[Records from a dataset]
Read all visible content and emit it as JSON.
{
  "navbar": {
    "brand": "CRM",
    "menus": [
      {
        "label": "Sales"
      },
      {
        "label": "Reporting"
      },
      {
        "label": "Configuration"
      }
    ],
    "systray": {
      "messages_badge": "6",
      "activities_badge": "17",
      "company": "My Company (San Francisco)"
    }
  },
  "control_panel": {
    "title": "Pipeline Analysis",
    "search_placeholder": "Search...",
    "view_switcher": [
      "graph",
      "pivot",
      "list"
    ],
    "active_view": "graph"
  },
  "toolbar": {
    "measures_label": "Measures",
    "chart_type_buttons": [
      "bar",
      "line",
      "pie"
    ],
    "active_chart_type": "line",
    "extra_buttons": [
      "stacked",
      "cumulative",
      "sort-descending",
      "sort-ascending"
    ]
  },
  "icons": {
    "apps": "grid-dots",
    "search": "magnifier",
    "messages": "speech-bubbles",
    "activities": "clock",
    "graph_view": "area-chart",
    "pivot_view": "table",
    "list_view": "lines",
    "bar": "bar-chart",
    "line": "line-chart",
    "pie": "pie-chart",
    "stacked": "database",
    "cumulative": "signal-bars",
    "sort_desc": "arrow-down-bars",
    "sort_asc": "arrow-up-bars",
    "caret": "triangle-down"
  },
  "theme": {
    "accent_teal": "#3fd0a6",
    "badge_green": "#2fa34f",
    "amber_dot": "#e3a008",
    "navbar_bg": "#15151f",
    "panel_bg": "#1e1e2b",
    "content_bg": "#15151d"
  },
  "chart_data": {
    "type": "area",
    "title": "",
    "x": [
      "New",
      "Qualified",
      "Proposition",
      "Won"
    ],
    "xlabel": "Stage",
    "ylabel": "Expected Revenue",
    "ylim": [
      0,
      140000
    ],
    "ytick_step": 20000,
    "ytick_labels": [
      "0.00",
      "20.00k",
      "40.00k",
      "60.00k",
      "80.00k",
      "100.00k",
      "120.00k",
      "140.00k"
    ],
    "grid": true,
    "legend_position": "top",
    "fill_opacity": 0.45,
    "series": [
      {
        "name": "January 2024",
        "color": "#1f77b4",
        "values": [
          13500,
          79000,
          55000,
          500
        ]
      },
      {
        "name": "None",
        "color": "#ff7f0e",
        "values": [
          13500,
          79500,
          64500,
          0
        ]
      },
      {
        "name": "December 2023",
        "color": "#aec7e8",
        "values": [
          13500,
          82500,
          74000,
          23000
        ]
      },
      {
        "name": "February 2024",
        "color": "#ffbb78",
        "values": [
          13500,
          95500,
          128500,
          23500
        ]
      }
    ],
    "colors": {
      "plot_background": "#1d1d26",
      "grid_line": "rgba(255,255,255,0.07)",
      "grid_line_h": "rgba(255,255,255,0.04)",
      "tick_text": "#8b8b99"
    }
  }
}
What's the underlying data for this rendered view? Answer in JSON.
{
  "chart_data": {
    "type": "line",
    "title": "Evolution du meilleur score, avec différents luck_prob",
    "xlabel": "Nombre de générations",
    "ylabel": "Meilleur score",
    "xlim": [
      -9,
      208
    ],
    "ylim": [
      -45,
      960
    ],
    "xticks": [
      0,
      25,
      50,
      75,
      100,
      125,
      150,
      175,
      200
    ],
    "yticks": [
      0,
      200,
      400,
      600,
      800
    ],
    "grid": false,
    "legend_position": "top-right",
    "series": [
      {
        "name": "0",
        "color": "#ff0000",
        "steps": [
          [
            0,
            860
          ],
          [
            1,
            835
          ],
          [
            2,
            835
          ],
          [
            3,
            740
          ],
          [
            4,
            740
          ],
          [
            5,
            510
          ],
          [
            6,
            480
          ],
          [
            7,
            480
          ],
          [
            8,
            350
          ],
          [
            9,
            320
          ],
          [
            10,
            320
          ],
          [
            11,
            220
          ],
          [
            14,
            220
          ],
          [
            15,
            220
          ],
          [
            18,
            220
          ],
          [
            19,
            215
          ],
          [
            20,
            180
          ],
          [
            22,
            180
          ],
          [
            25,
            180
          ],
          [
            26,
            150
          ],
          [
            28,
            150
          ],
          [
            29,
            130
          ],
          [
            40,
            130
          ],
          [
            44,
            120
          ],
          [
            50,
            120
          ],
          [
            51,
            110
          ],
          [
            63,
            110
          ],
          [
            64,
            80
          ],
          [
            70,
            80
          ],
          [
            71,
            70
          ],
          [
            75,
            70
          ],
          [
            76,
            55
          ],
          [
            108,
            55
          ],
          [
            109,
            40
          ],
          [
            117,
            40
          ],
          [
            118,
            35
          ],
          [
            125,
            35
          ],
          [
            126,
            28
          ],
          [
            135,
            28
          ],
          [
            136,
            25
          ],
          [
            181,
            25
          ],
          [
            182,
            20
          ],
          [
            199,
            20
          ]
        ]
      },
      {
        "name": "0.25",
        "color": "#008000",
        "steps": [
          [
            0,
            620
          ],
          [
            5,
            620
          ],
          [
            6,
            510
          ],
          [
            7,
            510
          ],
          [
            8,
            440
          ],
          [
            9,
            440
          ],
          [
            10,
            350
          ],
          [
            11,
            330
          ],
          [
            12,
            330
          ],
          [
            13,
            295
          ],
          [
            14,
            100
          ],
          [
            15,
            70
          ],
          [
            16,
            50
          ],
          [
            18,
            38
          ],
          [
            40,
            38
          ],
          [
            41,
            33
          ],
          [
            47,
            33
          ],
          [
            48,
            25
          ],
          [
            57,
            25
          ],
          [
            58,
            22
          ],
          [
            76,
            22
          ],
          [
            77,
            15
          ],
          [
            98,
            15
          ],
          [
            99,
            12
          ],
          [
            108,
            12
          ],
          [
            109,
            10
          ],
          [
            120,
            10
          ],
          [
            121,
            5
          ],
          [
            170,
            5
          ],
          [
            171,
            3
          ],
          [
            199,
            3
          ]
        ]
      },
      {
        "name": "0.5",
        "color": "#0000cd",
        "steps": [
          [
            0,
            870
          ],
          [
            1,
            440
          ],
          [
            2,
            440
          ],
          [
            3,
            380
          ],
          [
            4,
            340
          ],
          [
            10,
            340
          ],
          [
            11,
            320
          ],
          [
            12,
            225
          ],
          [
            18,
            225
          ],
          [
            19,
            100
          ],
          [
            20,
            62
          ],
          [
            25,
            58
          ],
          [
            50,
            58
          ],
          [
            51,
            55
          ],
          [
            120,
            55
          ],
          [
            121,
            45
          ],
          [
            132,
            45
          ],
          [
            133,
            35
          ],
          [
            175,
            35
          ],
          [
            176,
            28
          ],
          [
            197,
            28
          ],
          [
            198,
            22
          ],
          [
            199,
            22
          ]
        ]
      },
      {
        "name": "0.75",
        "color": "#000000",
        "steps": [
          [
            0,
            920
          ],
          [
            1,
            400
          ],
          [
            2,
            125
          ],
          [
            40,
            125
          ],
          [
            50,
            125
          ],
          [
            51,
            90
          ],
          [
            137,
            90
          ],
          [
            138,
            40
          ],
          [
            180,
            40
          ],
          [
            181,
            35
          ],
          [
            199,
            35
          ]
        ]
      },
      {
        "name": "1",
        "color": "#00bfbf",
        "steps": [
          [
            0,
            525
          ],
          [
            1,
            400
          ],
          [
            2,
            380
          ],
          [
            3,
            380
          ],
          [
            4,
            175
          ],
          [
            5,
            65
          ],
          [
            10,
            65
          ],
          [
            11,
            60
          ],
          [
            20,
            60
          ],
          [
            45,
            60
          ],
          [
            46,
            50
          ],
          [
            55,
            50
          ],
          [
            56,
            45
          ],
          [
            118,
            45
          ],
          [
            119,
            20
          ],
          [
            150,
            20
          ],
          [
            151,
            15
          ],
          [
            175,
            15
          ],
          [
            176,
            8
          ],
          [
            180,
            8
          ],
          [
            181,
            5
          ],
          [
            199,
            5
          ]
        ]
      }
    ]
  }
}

[What is asked]: List the lines of the records where "xlabel" occurs.

[Right answer]:
    "xlabel": "Stage",
    "xlabel": "Nombre de générations",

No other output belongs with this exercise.